EXERCISE GOAL:
Reproduce every line of the listing below character for character, in the same order.

[TASK INPUT start]

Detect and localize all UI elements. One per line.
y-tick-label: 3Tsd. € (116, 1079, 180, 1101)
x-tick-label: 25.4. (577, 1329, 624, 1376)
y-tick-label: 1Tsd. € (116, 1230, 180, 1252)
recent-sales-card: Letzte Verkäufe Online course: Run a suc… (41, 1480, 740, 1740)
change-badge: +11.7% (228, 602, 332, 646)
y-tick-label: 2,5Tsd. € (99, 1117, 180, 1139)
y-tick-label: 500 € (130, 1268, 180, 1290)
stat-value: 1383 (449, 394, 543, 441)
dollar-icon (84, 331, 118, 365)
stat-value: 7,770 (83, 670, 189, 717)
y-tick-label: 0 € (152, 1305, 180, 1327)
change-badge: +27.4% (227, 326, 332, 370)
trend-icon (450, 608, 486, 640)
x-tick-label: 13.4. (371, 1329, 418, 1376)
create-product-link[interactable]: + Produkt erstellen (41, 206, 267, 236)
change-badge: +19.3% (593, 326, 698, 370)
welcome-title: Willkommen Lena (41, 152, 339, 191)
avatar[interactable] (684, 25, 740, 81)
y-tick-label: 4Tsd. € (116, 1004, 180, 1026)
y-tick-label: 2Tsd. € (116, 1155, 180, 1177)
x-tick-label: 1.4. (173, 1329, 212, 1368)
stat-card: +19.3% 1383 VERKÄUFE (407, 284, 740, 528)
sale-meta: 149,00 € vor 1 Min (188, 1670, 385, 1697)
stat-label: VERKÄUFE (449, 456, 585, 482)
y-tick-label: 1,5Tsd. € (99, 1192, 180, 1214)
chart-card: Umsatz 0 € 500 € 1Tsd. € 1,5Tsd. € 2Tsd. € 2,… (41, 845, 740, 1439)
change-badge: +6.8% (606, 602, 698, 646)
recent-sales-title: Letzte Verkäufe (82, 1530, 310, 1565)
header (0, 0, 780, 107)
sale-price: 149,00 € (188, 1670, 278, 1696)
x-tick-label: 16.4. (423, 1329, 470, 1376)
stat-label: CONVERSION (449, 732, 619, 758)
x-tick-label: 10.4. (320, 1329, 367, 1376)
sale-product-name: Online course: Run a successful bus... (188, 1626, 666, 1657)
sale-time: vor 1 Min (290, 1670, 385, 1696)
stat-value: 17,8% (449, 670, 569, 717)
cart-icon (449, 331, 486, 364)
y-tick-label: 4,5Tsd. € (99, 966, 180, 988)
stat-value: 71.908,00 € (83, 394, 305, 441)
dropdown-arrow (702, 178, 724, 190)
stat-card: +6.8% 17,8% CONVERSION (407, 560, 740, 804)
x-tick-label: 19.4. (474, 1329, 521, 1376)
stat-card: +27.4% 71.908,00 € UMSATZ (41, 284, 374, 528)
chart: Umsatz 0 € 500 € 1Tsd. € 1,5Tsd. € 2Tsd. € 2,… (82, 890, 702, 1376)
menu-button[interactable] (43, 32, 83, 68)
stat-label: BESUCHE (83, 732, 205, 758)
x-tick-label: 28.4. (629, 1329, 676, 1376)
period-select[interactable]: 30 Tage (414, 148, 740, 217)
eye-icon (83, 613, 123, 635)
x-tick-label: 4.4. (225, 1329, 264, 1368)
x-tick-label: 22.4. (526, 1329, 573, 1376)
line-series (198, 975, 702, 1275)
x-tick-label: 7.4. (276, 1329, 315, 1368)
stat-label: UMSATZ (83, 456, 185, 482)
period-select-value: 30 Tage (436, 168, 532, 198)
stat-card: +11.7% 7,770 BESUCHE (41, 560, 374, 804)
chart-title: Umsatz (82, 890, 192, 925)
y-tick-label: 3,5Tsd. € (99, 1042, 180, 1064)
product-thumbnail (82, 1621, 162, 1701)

[TASK INPUT end]

ANSWER TO THE TASK:
Detect and localize all UI elements. One per line.
y-tick-label: 3Tsd. € (116, 1079, 180, 1101)
x-tick-label: 25.4. (577, 1329, 624, 1376)
y-tick-label: 1Tsd. € (116, 1230, 180, 1252)
recent-sales-card: Letzte Verkäufe Online course: Run a suc… (41, 1480, 740, 1740)
change-badge: +11.7% (228, 602, 332, 646)
y-tick-label: 2,5Tsd. € (99, 1117, 180, 1139)
y-tick-label: 500 € (130, 1268, 180, 1290)
stat-value: 1383 (449, 394, 543, 441)
dollar-icon (84, 331, 118, 365)
stat-value: 7,770 (83, 670, 189, 717)
y-tick-label: 0 € (152, 1305, 180, 1327)
change-badge: +27.4% (227, 326, 332, 370)
trend-icon (450, 608, 486, 640)
x-tick-label: 13.4. (371, 1329, 418, 1376)
create-product-link[interactable]: + Produkt erstellen (41, 206, 267, 236)
change-badge: +19.3% (593, 326, 698, 370)
welcome-title: Willkommen Lena (41, 152, 339, 191)
avatar[interactable] (684, 25, 740, 81)
y-tick-label: 4Tsd. € (116, 1004, 180, 1026)
y-tick-label: 2Tsd. € (116, 1155, 180, 1177)
x-tick-label: 1.4. (173, 1329, 212, 1368)
stat-card: +19.3% 1383 VERKÄUFE (407, 284, 740, 528)
sale-meta: 149,00 € vor 1 Min (188, 1670, 385, 1697)
stat-label: VERKÄUFE (449, 456, 585, 482)
y-tick-label: 1,5Tsd. € (99, 1192, 180, 1214)
chart-card: Umsatz 0 € 500 € 1Tsd. € 1,5Tsd. € 2Tsd. € 2,… (41, 845, 740, 1439)
change-badge: +6.8% (606, 602, 698, 646)
recent-sales-title: Letzte Verkäufe (82, 1530, 310, 1565)
header (0, 0, 780, 107)
sale-price: 149,00 € (188, 1670, 278, 1696)
x-tick-label: 16.4. (423, 1329, 470, 1376)
stat-label: CONVERSION (449, 732, 619, 758)
x-tick-label: 10.4. (320, 1329, 367, 1376)
sale-product-name: Online course: Run a successful bus... (188, 1626, 666, 1657)
sale-time: vor 1 Min (290, 1670, 385, 1696)
stat-value: 17,8% (449, 670, 569, 717)
cart-icon (449, 331, 486, 364)
y-tick-label: 4,5Tsd. € (99, 966, 180, 988)
stat-value: 71.908,00 € (83, 394, 305, 441)
dropdown-arrow (702, 178, 724, 190)
stat-card: +6.8% 17,8% CONVERSION (407, 560, 740, 804)
x-tick-label: 19.4. (474, 1329, 521, 1376)
stat-card: +27.4% 71.908,00 € UMSATZ (41, 284, 374, 528)
chart: Umsatz 0 € 500 € 1Tsd. € 1,5Tsd. € 2Tsd. € 2,… (82, 890, 702, 1376)
menu-button[interactable] (43, 32, 83, 68)
stat-label: BESUCHE (83, 732, 205, 758)
x-tick-label: 28.4. (629, 1329, 676, 1376)
period-select[interactable]: 30 Tage (414, 148, 740, 217)
eye-icon (83, 613, 123, 635)
x-tick-label: 4.4. (225, 1329, 264, 1368)
x-tick-label: 22.4. (526, 1329, 573, 1376)
line-series (198, 975, 702, 1275)
x-tick-label: 7.4. (276, 1329, 315, 1368)
stat-label: UMSATZ (83, 456, 185, 482)
period-select-value: 30 Tage (436, 168, 532, 198)
stat-card: +11.7% 7,770 BESUCHE (41, 560, 374, 804)
chart-title: Umsatz (82, 890, 192, 925)
y-tick-label: 3,5Tsd. € (99, 1042, 180, 1064)
product-thumbnail (82, 1621, 162, 1701)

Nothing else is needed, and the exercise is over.